Write out each line from the data below that includes the word "this".

_Dataset excerpt_.
** START **

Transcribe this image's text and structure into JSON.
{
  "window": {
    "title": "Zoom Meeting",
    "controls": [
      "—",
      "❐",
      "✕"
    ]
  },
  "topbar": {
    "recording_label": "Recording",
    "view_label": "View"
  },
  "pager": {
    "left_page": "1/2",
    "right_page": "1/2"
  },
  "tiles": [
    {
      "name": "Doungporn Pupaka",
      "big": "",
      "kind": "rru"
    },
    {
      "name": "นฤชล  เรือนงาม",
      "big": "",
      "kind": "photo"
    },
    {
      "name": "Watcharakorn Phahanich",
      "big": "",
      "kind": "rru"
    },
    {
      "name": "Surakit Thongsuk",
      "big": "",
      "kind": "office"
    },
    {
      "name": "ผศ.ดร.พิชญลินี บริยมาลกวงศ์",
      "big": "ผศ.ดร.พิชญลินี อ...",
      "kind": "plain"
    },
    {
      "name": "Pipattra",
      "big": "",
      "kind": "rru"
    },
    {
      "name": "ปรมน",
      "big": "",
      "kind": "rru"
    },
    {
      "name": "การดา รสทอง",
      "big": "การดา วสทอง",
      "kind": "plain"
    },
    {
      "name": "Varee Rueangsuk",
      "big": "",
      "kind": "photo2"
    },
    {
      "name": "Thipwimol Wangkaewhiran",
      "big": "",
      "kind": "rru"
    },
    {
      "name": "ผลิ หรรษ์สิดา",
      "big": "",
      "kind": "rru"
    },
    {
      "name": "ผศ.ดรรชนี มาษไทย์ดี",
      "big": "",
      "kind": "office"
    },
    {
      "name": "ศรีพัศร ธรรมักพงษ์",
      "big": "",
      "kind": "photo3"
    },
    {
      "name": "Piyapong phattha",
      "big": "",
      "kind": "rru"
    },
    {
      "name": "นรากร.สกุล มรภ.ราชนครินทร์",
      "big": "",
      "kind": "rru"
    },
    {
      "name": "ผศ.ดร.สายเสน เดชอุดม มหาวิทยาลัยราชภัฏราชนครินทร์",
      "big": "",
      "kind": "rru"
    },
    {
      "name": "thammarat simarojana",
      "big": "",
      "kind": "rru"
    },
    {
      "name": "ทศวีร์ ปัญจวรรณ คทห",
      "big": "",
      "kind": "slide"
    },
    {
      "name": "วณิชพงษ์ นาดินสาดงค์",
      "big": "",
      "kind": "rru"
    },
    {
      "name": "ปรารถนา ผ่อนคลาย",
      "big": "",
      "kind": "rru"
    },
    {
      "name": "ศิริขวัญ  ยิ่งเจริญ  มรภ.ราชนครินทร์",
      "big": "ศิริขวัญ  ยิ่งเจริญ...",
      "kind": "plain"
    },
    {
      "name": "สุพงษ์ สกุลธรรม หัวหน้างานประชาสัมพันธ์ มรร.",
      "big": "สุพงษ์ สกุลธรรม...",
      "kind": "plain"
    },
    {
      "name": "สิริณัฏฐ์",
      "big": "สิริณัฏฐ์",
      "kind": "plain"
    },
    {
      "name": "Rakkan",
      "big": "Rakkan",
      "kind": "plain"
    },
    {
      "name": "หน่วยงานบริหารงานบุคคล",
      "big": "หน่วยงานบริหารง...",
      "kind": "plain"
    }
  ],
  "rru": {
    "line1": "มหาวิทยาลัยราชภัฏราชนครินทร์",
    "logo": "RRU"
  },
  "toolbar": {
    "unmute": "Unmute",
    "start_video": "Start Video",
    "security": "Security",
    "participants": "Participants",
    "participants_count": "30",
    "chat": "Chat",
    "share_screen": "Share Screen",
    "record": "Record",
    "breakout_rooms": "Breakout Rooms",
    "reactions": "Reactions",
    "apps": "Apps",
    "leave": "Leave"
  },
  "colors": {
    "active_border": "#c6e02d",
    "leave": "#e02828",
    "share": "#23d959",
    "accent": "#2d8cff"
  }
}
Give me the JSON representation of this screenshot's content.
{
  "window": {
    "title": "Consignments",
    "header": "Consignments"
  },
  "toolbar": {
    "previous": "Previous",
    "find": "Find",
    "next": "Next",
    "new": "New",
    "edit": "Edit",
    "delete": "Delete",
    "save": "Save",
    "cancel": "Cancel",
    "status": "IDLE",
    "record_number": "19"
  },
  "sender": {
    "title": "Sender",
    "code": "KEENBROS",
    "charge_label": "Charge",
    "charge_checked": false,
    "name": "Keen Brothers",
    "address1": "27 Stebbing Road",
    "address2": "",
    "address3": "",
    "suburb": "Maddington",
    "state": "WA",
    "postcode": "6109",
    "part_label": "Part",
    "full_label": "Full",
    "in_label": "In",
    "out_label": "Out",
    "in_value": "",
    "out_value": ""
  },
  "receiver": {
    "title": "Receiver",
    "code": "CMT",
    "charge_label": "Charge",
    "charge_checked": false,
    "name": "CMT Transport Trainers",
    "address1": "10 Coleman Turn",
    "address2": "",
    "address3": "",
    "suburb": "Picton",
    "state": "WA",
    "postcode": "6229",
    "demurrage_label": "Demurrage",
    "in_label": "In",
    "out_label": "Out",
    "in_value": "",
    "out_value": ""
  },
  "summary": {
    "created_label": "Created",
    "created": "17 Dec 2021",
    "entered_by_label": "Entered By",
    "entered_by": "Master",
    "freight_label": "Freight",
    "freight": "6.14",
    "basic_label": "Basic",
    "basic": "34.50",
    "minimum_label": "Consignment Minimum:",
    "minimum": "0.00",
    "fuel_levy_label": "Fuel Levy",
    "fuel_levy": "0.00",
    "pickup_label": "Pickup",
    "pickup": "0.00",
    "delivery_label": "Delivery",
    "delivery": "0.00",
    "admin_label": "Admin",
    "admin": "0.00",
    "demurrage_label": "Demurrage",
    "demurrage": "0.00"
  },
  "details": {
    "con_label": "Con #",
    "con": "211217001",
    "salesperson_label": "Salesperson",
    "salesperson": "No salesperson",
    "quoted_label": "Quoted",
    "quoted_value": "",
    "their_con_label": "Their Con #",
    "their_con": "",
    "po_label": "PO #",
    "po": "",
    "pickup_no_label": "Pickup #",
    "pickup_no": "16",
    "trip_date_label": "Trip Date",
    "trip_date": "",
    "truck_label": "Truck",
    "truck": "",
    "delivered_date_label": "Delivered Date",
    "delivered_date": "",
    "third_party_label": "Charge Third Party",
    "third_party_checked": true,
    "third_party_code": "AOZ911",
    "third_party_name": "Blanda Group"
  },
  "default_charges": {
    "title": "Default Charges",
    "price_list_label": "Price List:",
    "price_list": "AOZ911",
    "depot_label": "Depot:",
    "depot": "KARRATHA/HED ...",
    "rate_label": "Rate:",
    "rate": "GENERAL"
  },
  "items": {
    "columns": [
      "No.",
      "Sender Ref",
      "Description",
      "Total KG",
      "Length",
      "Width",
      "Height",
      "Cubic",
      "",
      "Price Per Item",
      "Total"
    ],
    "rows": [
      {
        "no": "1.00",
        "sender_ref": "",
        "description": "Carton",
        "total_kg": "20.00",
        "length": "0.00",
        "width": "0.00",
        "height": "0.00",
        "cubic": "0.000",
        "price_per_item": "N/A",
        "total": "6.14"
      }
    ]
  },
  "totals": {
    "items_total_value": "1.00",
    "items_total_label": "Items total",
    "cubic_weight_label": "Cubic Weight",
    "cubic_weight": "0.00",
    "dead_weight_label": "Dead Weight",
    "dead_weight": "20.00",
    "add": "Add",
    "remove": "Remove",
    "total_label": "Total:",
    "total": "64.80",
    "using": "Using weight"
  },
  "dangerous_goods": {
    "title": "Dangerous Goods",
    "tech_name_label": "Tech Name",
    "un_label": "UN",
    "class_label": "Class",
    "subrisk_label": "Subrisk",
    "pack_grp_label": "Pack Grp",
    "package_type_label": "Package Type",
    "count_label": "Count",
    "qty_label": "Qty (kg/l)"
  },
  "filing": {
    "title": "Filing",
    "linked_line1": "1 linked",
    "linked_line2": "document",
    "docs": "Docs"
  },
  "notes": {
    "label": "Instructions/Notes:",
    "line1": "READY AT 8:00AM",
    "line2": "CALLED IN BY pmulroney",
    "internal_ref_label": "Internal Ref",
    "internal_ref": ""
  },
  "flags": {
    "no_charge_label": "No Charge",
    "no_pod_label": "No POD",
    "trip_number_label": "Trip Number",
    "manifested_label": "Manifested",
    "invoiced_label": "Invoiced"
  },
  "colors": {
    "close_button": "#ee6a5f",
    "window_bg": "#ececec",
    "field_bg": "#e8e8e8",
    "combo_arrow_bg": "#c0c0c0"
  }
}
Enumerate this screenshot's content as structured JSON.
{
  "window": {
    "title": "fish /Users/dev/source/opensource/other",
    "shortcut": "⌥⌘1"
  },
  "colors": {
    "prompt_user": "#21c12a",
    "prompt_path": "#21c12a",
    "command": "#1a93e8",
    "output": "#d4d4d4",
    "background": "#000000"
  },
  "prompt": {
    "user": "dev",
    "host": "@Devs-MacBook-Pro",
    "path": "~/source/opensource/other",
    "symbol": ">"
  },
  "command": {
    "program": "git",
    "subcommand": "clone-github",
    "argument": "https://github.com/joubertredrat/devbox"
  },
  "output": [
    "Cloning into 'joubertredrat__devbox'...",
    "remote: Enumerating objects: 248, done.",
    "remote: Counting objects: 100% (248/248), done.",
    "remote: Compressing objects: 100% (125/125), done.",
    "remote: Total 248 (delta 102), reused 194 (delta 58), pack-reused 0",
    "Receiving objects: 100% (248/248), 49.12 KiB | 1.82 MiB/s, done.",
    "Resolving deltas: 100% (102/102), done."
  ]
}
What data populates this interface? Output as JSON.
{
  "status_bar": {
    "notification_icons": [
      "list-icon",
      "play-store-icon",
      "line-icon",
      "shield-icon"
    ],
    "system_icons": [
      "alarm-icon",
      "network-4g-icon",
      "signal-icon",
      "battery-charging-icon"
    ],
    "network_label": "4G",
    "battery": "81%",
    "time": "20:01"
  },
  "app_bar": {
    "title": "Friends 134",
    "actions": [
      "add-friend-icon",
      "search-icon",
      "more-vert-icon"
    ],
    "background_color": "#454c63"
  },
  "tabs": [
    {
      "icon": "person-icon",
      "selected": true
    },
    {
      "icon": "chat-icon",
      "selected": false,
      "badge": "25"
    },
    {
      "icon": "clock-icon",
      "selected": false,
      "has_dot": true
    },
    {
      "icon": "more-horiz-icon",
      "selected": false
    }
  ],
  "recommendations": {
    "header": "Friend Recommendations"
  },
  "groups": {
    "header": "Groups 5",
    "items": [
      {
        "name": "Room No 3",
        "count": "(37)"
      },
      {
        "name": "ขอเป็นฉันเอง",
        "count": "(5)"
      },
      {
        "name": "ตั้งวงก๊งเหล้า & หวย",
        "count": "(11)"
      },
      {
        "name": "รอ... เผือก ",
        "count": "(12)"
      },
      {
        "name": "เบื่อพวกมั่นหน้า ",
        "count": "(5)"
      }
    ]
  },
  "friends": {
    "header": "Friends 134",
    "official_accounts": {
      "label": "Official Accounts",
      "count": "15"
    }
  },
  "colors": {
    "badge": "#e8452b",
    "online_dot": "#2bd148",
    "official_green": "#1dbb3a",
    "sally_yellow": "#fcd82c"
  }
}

** END **

_Written reply_.
Transcribe this image's text and structure into JSON.
Give me the JSON representation of this screenshot's content.
Enumerate this screenshot's content as structured JSON.
What data populates this interface? Output as JSON.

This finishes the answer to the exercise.